Selected passage =
.....
Dirk Coster (5 October 1889 – 12 February 1950) was a Dutch physicist. He was a professor of Physics and Meteorology at the University of Groningen.

Coster was born in Amsterdam. On 26 February 1919 he married Lina Maria "Miep" Wijsman, who held a degree in Oriental languages.  Eventually, she was one of the first women to obtain a doctorate degree in this field from the University of Leiden.  Dirk and Miep had two sons and two daughters (Hendrik, Ada, Els, and Herman).  Coster is known as the co-discoverer of hafnium (element 72) in 1923, along with George de Hevesy, by means of X-ray spectroscopic analysis of zirconium ore. The discovery took place in Copenhagen, Denmark. Its name is derived from Hafnia, the Latin name for Copenhagen.

Childhood and education
Coster grew up in Amsterdam in a large working-class family; he was the third child of Barend Coster, a blacksmith, and Aafje van der Mik. The Coster family valued education.  Ten of their children survived to adulthood and all received enough education to go onto middle-class professions.  From 1904 to 1908 Dirk went to the Teacher's College in Haarlem, then was a teacher until 1913. With the aid of private support he was able to study mathematics and physics at the University of Leiden, first having passed the exams required for students who had no gymnasium education. In Leiden he was influenced by the inspiring lectures of Paul Ehrenfest, and in 1916 he obtained his M.Sc. degree. From 1916 to 1920 Coster was assistant of Lodewijk Siertsema and Wander de Haas at the Delft University of Technology, where in 1919 he obtained an Engineer's degree in electrical engineering. In 1920 and 1921 he did research at Lund University under Manne Siegbahn, on X-ray spectroscopy of different elements. Coster's thesis was on this subject, and he obtained his Ph.D. degree in 1922 in Leiden under Paul Ehrenfest; his thesis was entitled "Röntgenspectra en de atoomtheorie van Bohr" (X-ray spectra and Bohr's atomic theory).
.....
Given information =

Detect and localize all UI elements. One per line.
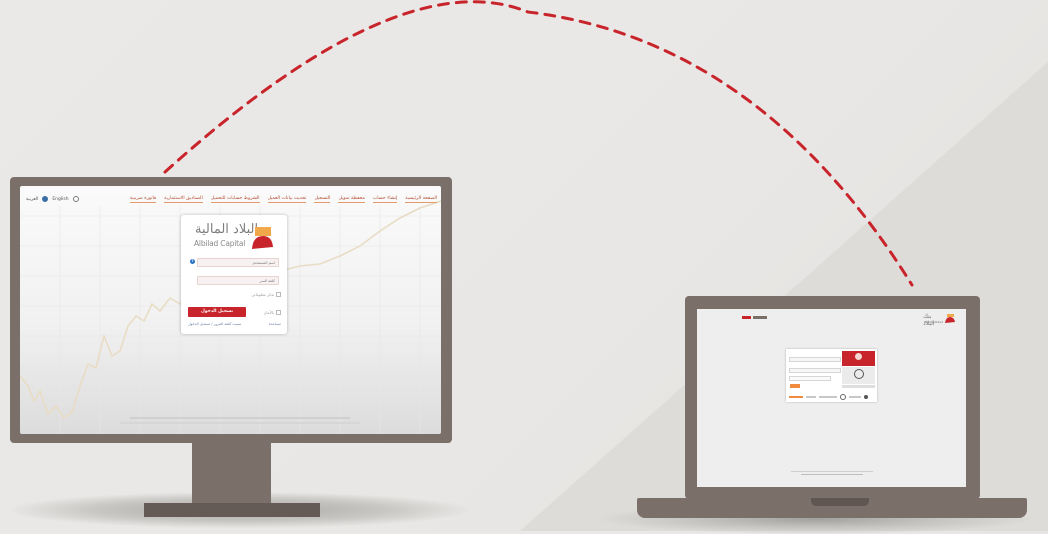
.....
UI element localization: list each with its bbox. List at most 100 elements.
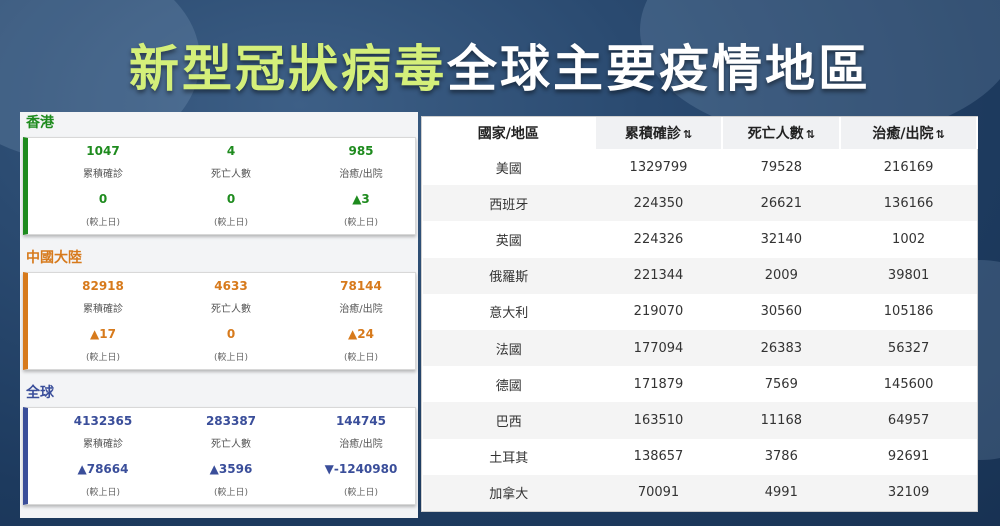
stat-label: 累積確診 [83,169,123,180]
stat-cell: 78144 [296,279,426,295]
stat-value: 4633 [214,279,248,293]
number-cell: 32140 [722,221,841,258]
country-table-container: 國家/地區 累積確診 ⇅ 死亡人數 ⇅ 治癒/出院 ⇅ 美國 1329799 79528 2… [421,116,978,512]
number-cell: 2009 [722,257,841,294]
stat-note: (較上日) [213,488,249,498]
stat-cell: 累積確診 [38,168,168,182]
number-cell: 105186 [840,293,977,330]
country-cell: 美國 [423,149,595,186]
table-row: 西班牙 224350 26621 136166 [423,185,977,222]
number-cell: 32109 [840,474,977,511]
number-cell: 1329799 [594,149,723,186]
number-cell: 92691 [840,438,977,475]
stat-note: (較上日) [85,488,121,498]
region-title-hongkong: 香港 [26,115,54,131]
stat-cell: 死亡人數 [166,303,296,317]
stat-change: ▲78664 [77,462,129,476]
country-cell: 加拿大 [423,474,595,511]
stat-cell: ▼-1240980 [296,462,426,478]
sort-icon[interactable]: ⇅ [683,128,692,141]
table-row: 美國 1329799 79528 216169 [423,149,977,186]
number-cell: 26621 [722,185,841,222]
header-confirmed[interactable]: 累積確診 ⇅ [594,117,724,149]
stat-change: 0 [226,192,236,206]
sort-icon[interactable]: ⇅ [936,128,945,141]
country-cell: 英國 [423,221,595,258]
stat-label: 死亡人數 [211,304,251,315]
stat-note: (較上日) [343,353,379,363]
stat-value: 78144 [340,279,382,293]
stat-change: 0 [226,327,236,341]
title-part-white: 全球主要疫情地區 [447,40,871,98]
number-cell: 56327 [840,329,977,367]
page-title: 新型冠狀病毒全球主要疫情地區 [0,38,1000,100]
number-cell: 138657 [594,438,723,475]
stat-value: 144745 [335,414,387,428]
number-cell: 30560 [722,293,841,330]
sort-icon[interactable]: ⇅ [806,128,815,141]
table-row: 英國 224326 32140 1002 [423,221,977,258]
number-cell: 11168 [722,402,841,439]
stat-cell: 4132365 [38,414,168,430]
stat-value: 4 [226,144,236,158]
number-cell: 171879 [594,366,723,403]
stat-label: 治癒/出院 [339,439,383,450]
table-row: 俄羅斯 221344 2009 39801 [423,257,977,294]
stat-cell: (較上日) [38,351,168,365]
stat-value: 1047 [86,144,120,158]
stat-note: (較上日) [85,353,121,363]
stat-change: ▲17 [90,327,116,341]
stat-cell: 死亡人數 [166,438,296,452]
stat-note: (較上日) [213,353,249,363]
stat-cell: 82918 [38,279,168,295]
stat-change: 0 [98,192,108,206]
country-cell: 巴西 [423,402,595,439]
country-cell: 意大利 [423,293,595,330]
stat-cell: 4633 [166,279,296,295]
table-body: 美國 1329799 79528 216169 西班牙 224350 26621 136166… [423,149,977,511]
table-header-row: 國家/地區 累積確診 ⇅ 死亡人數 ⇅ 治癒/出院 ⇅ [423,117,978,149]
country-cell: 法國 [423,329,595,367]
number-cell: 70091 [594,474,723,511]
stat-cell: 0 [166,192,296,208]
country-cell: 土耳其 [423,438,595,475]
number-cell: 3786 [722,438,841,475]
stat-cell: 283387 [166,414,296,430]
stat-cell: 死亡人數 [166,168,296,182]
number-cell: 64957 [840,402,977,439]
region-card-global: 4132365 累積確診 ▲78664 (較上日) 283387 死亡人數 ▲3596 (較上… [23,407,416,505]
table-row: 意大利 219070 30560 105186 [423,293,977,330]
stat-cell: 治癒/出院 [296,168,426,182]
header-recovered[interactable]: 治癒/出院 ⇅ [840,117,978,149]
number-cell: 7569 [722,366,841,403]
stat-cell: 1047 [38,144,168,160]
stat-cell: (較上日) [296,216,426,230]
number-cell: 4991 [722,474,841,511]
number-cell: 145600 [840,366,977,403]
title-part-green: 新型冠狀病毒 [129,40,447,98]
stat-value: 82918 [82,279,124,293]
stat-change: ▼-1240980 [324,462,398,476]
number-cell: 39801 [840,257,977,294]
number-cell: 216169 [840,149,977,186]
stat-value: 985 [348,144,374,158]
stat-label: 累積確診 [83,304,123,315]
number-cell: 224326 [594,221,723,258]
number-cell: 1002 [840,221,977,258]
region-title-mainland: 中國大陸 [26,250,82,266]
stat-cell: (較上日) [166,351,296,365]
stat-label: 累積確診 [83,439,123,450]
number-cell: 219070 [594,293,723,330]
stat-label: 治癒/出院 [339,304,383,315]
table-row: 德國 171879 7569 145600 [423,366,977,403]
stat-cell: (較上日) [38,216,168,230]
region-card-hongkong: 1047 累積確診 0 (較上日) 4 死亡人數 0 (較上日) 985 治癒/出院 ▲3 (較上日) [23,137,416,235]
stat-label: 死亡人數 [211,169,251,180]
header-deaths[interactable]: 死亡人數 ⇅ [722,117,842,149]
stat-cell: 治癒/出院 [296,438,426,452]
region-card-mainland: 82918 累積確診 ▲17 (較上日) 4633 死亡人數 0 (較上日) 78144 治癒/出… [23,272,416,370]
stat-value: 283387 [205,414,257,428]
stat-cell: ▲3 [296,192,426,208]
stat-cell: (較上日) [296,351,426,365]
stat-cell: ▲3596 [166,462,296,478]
.....
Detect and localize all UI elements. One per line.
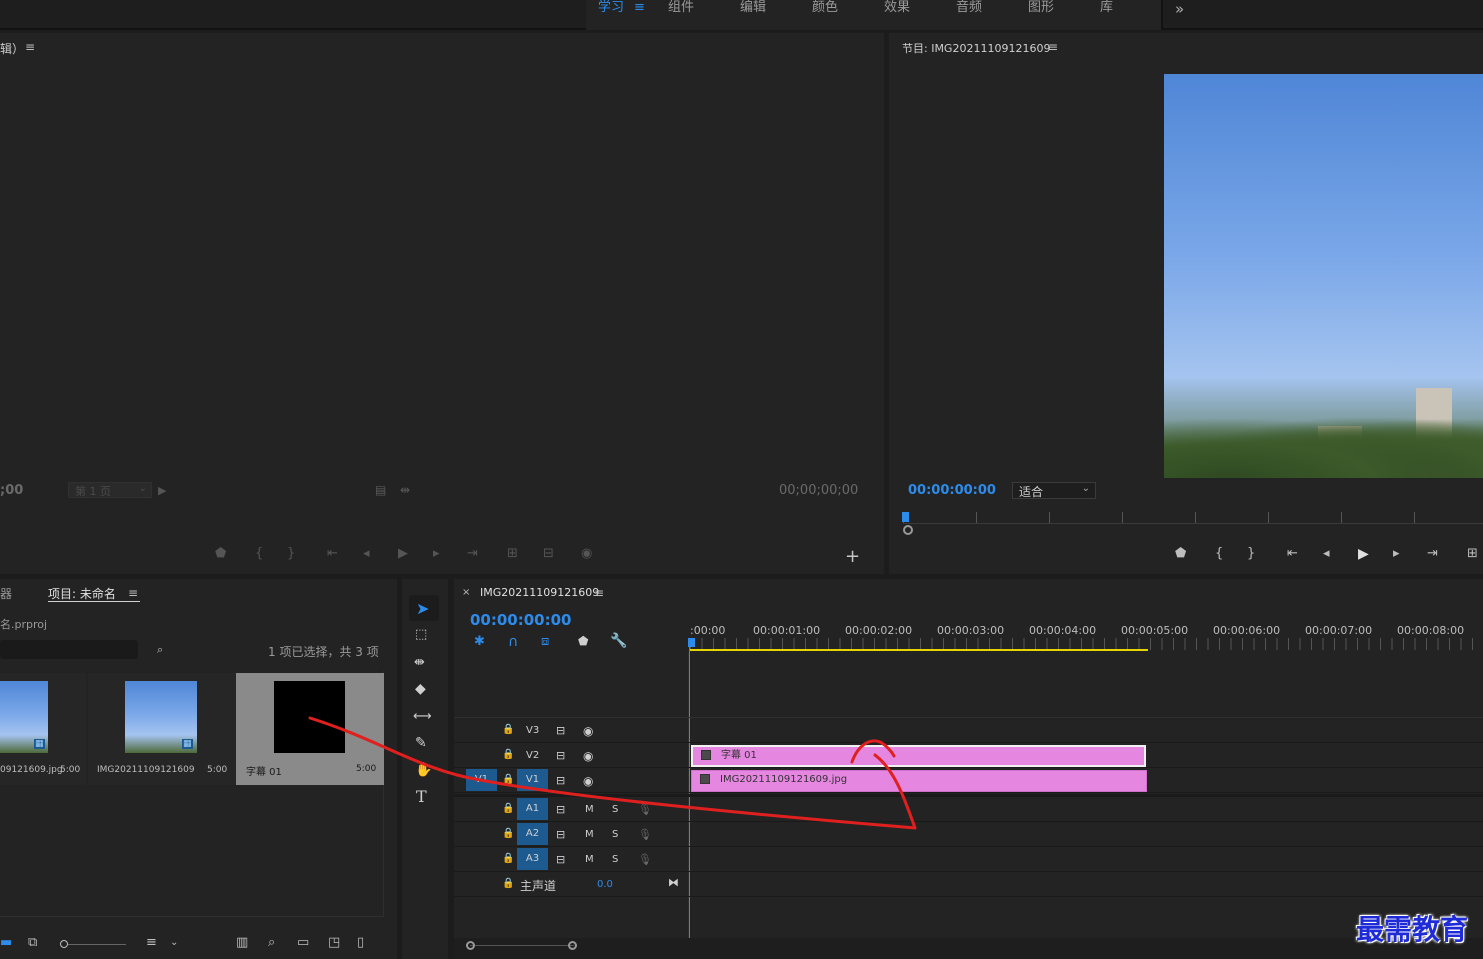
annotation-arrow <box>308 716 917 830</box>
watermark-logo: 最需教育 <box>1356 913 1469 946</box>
.....
In the passage on Dirk Coster, which school did he attend from 1904 to 1908?

Task response = The Teacher's College in Haarlem.